◆ What is required
Write out the entries verbatim and leave the images out of the copy.

(Saved data entries)

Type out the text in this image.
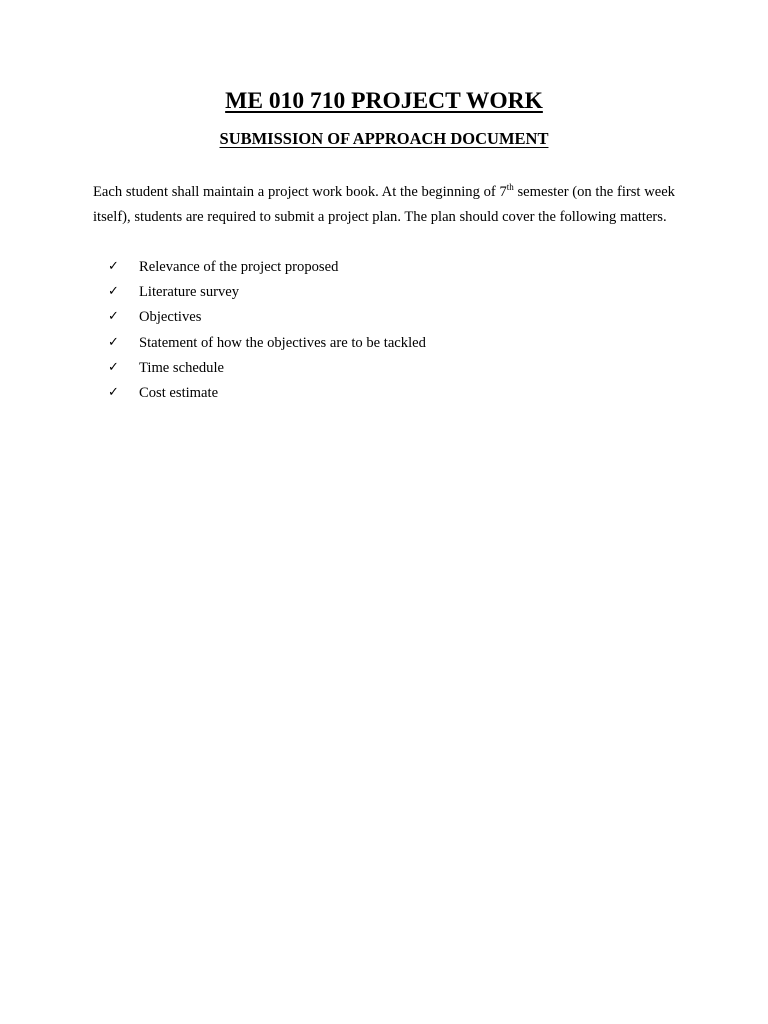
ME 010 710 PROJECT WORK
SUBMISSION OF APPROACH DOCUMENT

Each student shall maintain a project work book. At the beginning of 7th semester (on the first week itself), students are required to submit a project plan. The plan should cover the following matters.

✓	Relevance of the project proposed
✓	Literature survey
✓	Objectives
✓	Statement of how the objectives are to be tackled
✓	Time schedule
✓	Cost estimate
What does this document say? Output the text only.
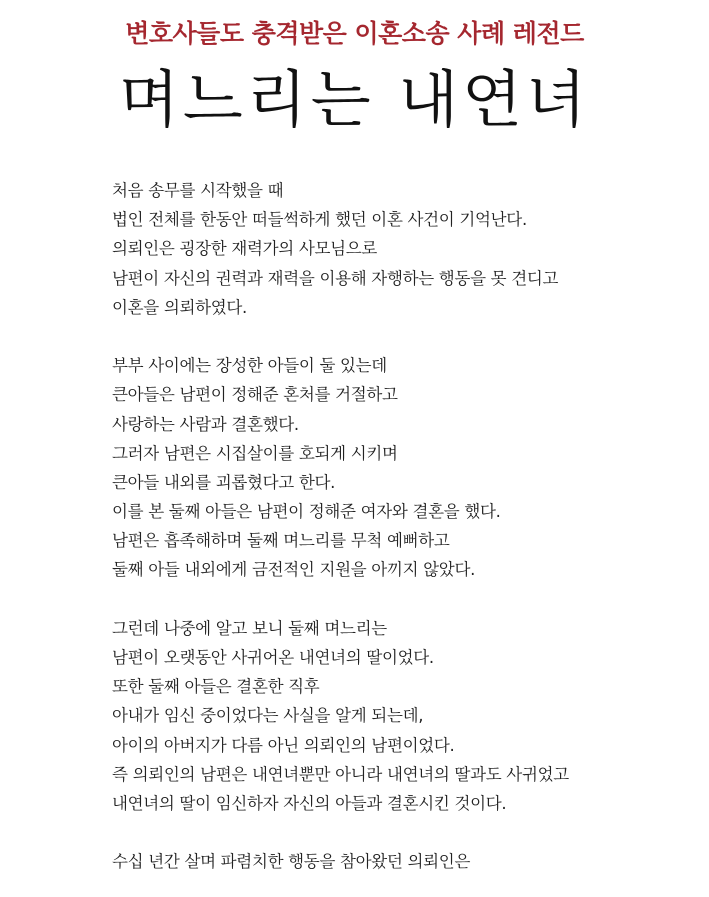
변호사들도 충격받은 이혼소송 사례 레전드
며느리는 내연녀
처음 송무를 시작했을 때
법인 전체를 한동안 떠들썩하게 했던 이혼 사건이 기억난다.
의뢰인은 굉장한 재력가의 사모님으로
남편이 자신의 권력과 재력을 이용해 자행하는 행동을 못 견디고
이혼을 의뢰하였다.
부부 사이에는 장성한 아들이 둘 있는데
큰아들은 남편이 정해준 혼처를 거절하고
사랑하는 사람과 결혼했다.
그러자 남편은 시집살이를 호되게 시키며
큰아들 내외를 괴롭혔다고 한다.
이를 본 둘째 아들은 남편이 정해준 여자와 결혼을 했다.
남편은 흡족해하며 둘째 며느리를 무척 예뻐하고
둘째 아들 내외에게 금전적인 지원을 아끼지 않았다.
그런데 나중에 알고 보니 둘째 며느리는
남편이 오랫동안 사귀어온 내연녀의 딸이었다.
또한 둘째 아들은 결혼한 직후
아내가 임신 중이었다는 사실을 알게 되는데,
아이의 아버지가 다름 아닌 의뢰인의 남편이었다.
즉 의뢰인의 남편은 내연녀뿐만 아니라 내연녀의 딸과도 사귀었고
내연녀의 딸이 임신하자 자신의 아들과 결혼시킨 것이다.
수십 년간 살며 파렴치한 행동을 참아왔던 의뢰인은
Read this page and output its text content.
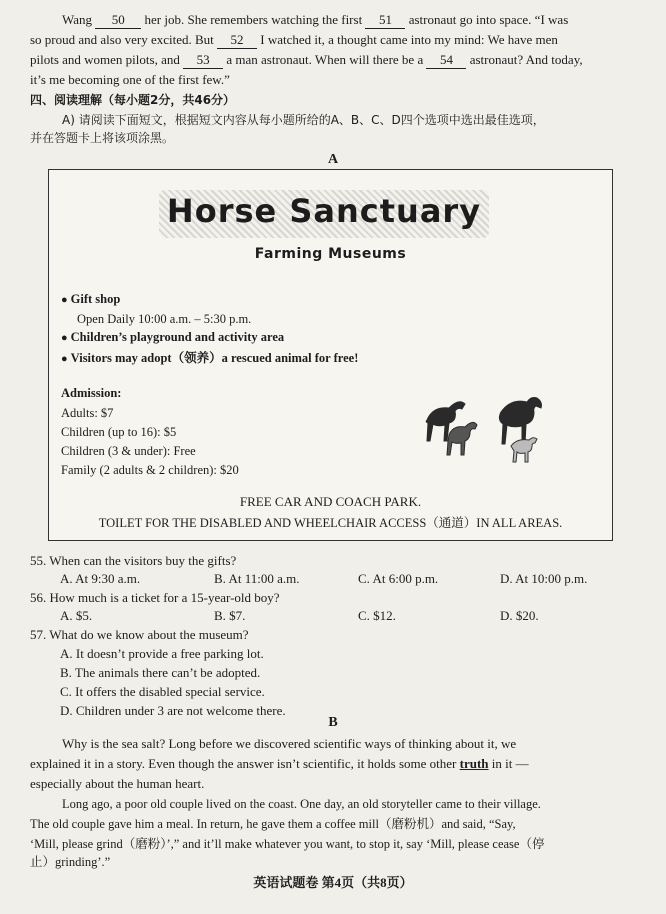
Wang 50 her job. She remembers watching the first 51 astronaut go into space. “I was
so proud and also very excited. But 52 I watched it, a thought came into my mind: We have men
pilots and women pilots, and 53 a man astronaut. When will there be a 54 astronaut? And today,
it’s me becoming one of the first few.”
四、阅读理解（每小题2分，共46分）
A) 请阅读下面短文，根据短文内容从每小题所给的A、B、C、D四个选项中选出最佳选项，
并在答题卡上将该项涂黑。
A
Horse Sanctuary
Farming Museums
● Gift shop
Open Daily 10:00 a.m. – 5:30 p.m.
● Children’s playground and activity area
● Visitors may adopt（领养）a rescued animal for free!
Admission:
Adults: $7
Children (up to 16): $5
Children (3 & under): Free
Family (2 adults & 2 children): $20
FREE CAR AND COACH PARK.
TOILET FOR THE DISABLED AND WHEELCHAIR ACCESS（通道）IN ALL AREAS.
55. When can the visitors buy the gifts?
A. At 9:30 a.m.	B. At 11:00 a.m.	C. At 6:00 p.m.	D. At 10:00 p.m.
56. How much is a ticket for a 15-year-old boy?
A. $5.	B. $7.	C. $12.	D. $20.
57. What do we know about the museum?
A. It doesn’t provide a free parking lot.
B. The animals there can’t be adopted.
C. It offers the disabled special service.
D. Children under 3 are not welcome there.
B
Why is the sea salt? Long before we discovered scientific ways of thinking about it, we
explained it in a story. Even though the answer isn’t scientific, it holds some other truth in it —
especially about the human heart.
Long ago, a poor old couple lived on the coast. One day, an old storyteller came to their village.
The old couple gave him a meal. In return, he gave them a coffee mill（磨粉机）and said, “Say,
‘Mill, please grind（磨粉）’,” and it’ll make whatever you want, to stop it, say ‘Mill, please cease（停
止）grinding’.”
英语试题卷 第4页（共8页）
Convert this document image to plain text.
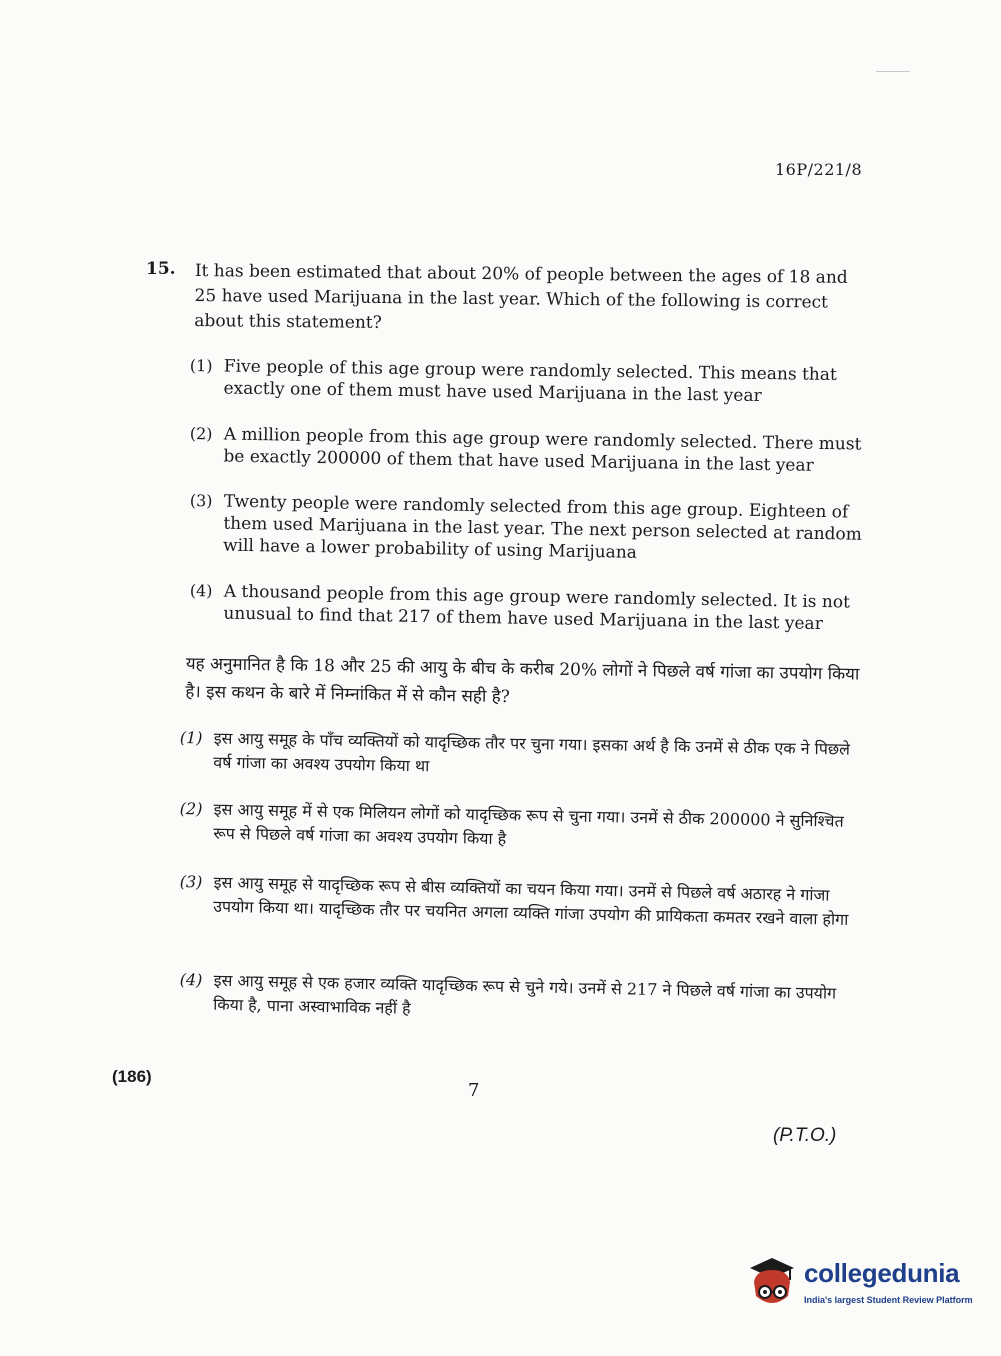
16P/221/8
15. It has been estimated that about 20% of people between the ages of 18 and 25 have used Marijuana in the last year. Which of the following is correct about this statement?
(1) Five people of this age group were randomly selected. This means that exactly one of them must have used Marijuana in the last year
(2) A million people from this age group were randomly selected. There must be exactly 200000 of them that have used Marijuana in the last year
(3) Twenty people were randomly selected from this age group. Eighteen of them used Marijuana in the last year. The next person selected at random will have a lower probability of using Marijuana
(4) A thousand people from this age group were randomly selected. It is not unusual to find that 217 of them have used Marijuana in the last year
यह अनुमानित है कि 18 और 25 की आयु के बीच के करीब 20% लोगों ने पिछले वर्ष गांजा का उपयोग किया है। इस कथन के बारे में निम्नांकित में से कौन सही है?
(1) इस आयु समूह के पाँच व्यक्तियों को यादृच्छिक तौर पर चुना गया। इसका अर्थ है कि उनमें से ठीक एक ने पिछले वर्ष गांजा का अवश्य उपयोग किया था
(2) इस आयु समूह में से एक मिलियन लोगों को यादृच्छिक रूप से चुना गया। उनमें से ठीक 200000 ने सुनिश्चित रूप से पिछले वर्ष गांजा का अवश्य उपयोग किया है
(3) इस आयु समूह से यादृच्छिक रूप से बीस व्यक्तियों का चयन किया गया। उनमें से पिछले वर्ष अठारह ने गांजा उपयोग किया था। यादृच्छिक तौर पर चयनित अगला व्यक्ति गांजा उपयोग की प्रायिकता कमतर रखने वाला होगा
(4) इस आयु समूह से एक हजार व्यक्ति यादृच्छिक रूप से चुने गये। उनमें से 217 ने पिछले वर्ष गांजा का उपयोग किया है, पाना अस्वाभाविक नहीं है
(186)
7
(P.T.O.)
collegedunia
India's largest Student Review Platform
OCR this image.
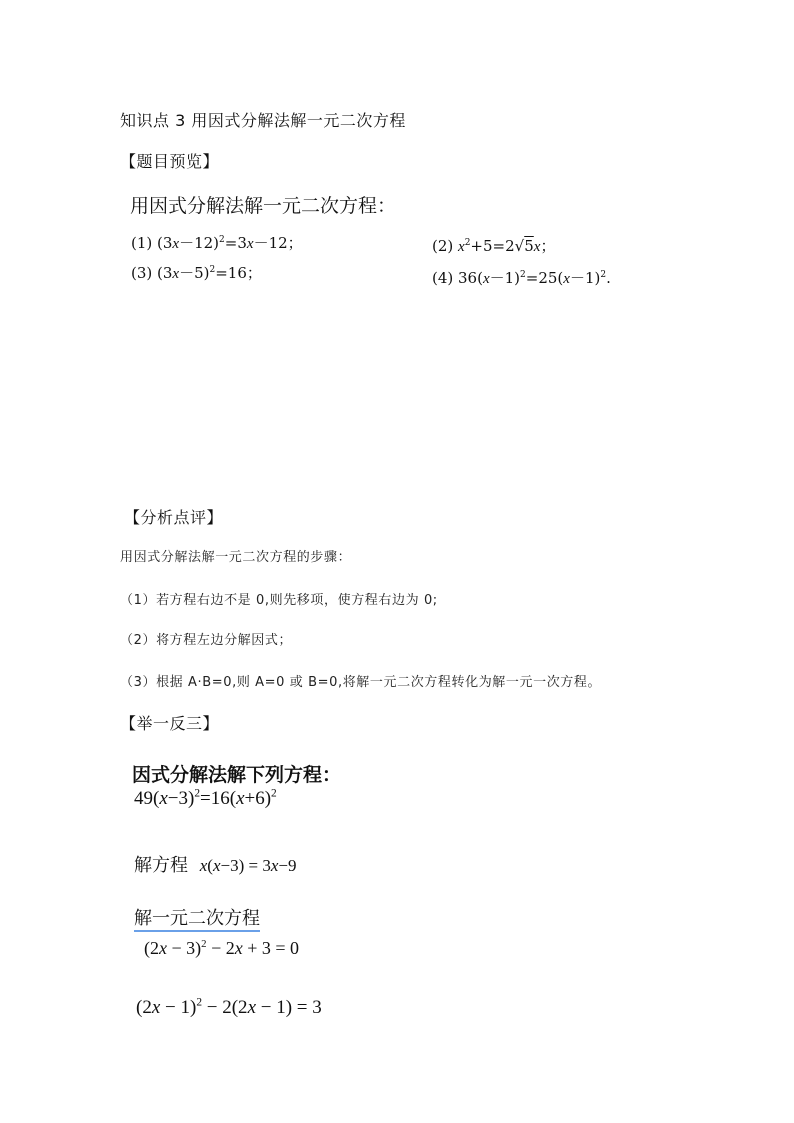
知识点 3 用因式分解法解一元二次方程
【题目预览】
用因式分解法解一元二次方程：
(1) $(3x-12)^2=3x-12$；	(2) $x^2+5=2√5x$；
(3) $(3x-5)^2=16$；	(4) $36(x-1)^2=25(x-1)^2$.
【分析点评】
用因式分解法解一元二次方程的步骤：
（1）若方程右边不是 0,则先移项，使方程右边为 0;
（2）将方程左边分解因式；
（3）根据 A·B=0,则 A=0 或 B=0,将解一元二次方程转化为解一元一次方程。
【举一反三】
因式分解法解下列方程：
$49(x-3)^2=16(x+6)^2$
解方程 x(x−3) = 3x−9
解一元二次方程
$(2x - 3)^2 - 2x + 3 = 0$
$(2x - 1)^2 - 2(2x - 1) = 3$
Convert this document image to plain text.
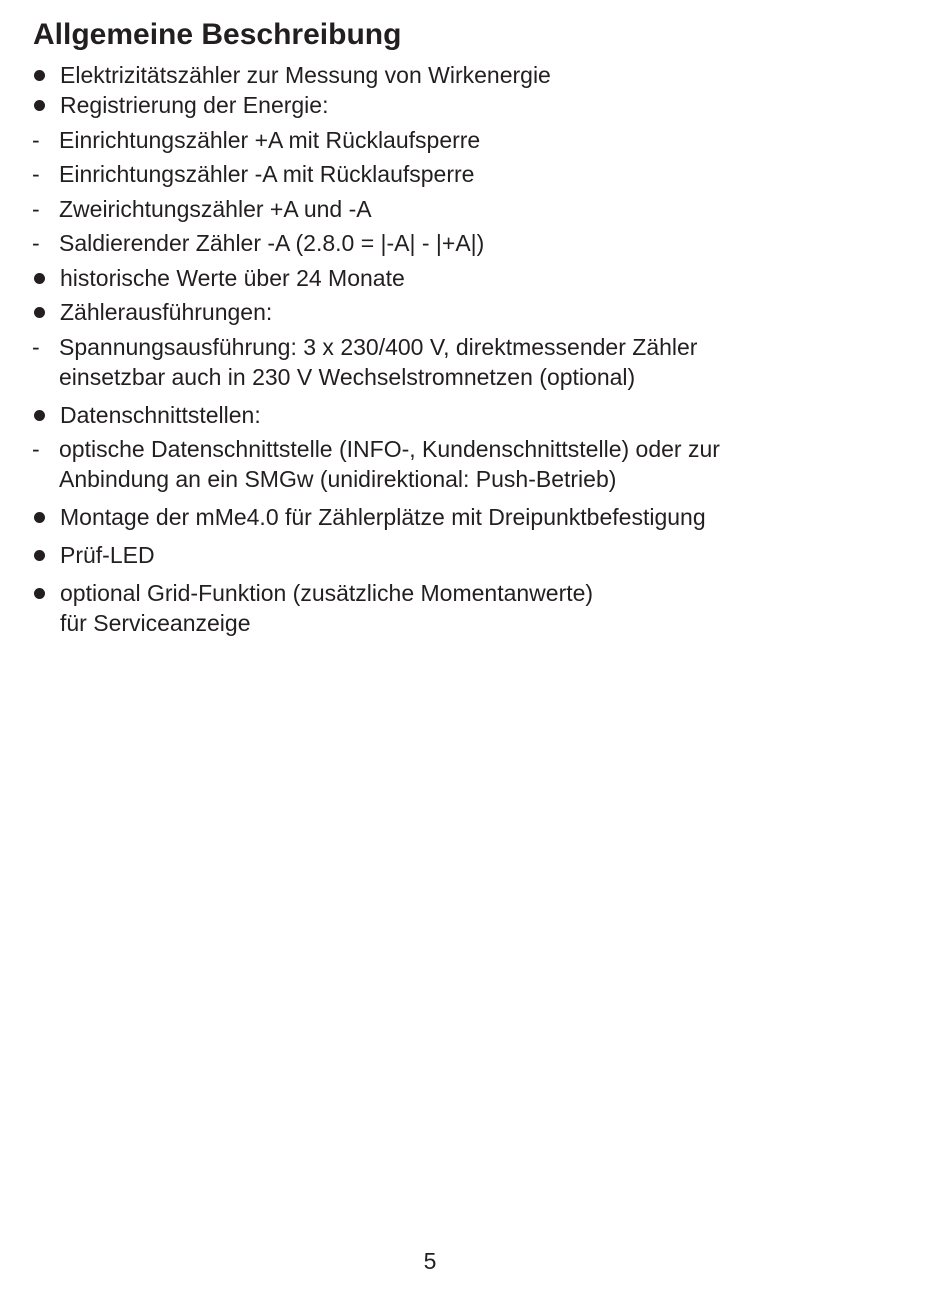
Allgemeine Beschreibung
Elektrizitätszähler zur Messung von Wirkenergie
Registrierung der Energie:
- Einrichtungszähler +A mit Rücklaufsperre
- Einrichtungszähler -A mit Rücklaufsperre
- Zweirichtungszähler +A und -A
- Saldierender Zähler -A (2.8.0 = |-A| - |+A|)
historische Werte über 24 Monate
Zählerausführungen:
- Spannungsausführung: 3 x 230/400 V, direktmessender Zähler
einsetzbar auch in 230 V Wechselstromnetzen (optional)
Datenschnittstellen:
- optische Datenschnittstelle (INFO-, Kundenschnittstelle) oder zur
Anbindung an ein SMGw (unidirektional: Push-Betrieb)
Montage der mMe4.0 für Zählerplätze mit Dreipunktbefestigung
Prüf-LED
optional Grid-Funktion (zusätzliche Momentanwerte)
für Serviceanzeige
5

◆ Answer to this problem
Type out the text in this image.
ME 010 710 PROJECT WORK
SUBMISSION OF APPROACH DOCUMENT

Each student shall maintain a project work book. At the beginning of 7th semester (on the first week itself), students are required to submit a project plan. The plan should cover the following matters.

✓	Relevance of the project proposed
✓	Literature survey
✓	Objectives
✓	Statement of how the objectives are to be tackled
✓	Time schedule
✓	Cost estimate
What does this document say? Output the text only.
변호사들도 충격받은 이혼소송 사례 레전드
며느리는 내연녀
처음 송무를 시작했을 때
법인 전체를 한동안 떠들썩하게 했던 이혼 사건이 기억난다.
의뢰인은 굉장한 재력가의 사모님으로
남편이 자신의 권력과 재력을 이용해 자행하는 행동을 못 견디고
이혼을 의뢰하였다.
부부 사이에는 장성한 아들이 둘 있는데
큰아들은 남편이 정해준 혼처를 거절하고
사랑하는 사람과 결혼했다.
그러자 남편은 시집살이를 호되게 시키며
큰아들 내외를 괴롭혔다고 한다.
이를 본 둘째 아들은 남편이 정해준 여자와 결혼을 했다.
남편은 흡족해하며 둘째 며느리를 무척 예뻐하고
둘째 아들 내외에게 금전적인 지원을 아끼지 않았다.
그런데 나중에 알고 보니 둘째 며느리는
남편이 오랫동안 사귀어온 내연녀의 딸이었다.
또한 둘째 아들은 결혼한 직후
아내가 임신 중이었다는 사실을 알게 되는데,
아이의 아버지가 다름 아닌 의뢰인의 남편이었다.
즉 의뢰인의 남편은 내연녀뿐만 아니라 내연녀의 딸과도 사귀었고
내연녀의 딸이 임신하자 자신의 아들과 결혼시킨 것이다.
수십 년간 살며 파렴치한 행동을 참아왔던 의뢰인은
Read this page and output its text content.
Wang 50 her job. She remembers watching the first 51 astronaut go into space. “I was
so proud and also very excited. But 52 I watched it, a thought came into my mind: We have men
pilots and women pilots, and 53 a man astronaut. When will there be a 54 astronaut? And today,
it’s me becoming one of the first few.”
四、阅读理解（每小题2分，共46分）
A) 请阅读下面短文，根据短文内容从每小题所给的A、B、C、D四个选项中选出最佳选项，
并在答题卡上将该项涂黑。
A
Horse Sanctuary
Farming Museums
● Gift shop
Open Daily 10:00 a.m. – 5:30 p.m.
● Children’s playground and activity area
● Visitors may adopt（领养）a rescued animal for free!
Admission:
Adults: $7
Children (up to 16): $5
Children (3 & under): Free
Family (2 adults & 2 children): $20
FREE CAR AND COACH PARK.
TOILET FOR THE DISABLED AND WHEELCHAIR ACCESS（通道）IN ALL AREAS.
55. When can the visitors buy the gifts?
A. At 9:30 a.m.	B. At 11:00 a.m.	C. At 6:00 p.m.	D. At 10:00 p.m.
56. How much is a ticket for a 15-year-old boy?
A. $5.	B. $7.	C. $12.	D. $20.
57. What do we know about the museum?
A. It doesn’t provide a free parking lot.
B. The animals there can’t be adopted.
C. It offers the disabled special service.
D. Children under 3 are not welcome there.
B
Why is the sea salt? Long before we discovered scientific ways of thinking about it, we
explained it in a story. Even though the answer isn’t scientific, it holds some other truth in it —
especially about the human heart.
Long ago, a poor old couple lived on the coast. One day, an old storyteller came to their village.
The old couple gave him a meal. In return, he gave them a coffee mill（磨粉机）and said, “Say,
‘Mill, please grind（磨粉）’,” and it’ll make whatever you want, to stop it, say ‘Mill, please cease（停
止）grinding’.”
英语试题卷 第4页（共8页）
Convert this document image to plain text.
16P/221/8
15. It has been estimated that about 20% of people between the ages of 18 and 25 have used Marijuana in the last year. Which of the following is correct about this statement?
(1) Five people of this age group were randomly selected. This means that exactly one of them must have used Marijuana in the last year
(2) A million people from this age group were randomly selected. There must be exactly 200000 of them that have used Marijuana in the last year
(3) Twenty people were randomly selected from this age group. Eighteen of them used Marijuana in the last year. The next person selected at random will have a lower probability of using Marijuana
(4) A thousand people from this age group were randomly selected. It is not unusual to find that 217 of them have used Marijuana in the last year
यह अनुमानित है कि 18 और 25 की आयु के बीच के करीब 20% लोगों ने पिछले वर्ष गांजा का उपयोग किया है। इस कथन के बारे में निम्नांकित में से कौन सही है?
(1) इस आयु समूह के पाँच व्यक्तियों को यादृच्छिक तौर पर चुना गया। इसका अर्थ है कि उनमें से ठीक एक ने पिछले वर्ष गांजा का अवश्य उपयोग किया था
(2) इस आयु समूह में से एक मिलियन लोगों को यादृच्छिक रूप से चुना गया। उनमें से ठीक 200000 ने सुनिश्चित रूप से पिछले वर्ष गांजा का अवश्य उपयोग किया है
(3) इस आयु समूह से यादृच्छिक रूप से बीस व्यक्तियों का चयन किया गया। उनमें से पिछले वर्ष अठारह ने गांजा उपयोग किया था। यादृच्छिक तौर पर चयनित अगला व्यक्ति गांजा उपयोग की प्रायिकता कमतर रखने वाला होगा
(4) इस आयु समूह से एक हजार व्यक्ति यादृच्छिक रूप से चुने गये। उनमें से 217 ने पिछले वर्ष गांजा का उपयोग किया है, पाना अस्वाभाविक नहीं है
(186)
7
(P.T.O.)
collegedunia
India's largest Student Review Platform
OCR this image.
知识点 3 用因式分解法解一元二次方程
【题目预览】
用因式分解法解一元二次方程：
(1) $(3x-12)^2=3x-12$；	(2) $x^2+5=2√5x$；
(3) $(3x-5)^2=16$；	(4) $36(x-1)^2=25(x-1)^2$.
【分析点评】
用因式分解法解一元二次方程的步骤：
（1）若方程右边不是 0,则先移项，使方程右边为 0;
（2）将方程左边分解因式；
（3）根据 A·B=0,则 A=0 或 B=0,将解一元二次方程转化为解一元一次方程。
【举一反三】
因式分解法解下列方程：
$49(x-3)^2=16(x+6)^2$
解方程 x(x−3) = 3x−9
解一元二次方程
$(2x - 3)^2 - 2x + 3 = 0$
$(2x - 1)^2 - 2(2x - 1) = 3$
Convert this document image to plain text.
Allgemeine Beschreibung
Elektrizitätszähler zur Messung von Wirkenergie
Registrierung der Energie:
- Einrichtungszähler +A mit Rücklaufsperre
- Einrichtungszähler -A mit Rücklaufsperre
- Zweirichtungszähler +A und -A
- Saldierender Zähler -A (2.8.0 = |-A| - |+A|)
historische Werte über 24 Monate
Zählerausführungen:
- Spannungsausführung: 3 x 230/400 V, direktmessender Zähler
einsetzbar auch in 230 V Wechselstromnetzen (optional)
Datenschnittstellen:
- optische Datenschnittstelle (INFO-, Kundenschnittstelle) oder zur
Anbindung an ein SMGw (unidirektional: Push-Betrieb)
Montage der mMe4.0 für Zählerplätze mit Dreipunktbefestigung
Prüf-LED
optional Grid-Funktion (zusätzliche Momentanwerte)
für Serviceanzeige
5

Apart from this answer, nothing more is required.